--- Start EXTRACTED ENTRIES ---

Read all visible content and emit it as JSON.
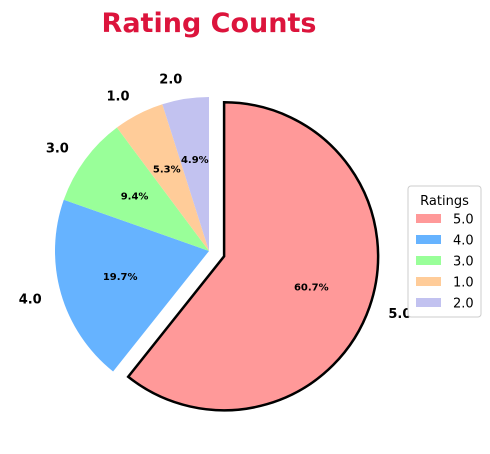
{
  "chart_data": {
    "type": "pie",
    "title": "Rating Counts",
    "title_color": "#dc143c",
    "categories": [
      "5.0",
      "4.0",
      "3.0",
      "1.0",
      "2.0"
    ],
    "values": [
      60.7,
      19.7,
      9.4,
      5.3,
      4.9
    ],
    "value_labels": [
      "60.7%",
      "19.7%",
      "9.4%",
      "5.3%",
      "4.9%"
    ],
    "colors": [
      "#ff9999",
      "#66b3ff",
      "#99ff99",
      "#ffcc99",
      "#c2c2f0"
    ],
    "exploded": "5.0",
    "start_angle_deg": 90,
    "direction": "clockwise",
    "legend": {
      "title": "Ratings",
      "position": "right"
    }
  }
}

--- End EXTRACTED ENTRIES ---

— AIM —
Repeat the material above verbatim. Leave the pictures behind.

— SOLUTION FOR THIS PROBLEM —
Read all visible content and emit it as JSON.
{
  "chart_data": {
    "type": "pie",
    "title": "Rating Counts",
    "title_color": "#dc143c",
    "categories": [
      "5.0",
      "4.0",
      "3.0",
      "1.0",
      "2.0"
    ],
    "values": [
      60.7,
      19.7,
      9.4,
      5.3,
      4.9
    ],
    "value_labels": [
      "60.7%",
      "19.7%",
      "9.4%",
      "5.3%",
      "4.9%"
    ],
    "colors": [
      "#ff9999",
      "#66b3ff",
      "#99ff99",
      "#ffcc99",
      "#c2c2f0"
    ],
    "exploded": "5.0",
    "start_angle_deg": 90,
    "direction": "clockwise",
    "legend": {
      "title": "Ratings",
      "position": "right"
    }
  }
}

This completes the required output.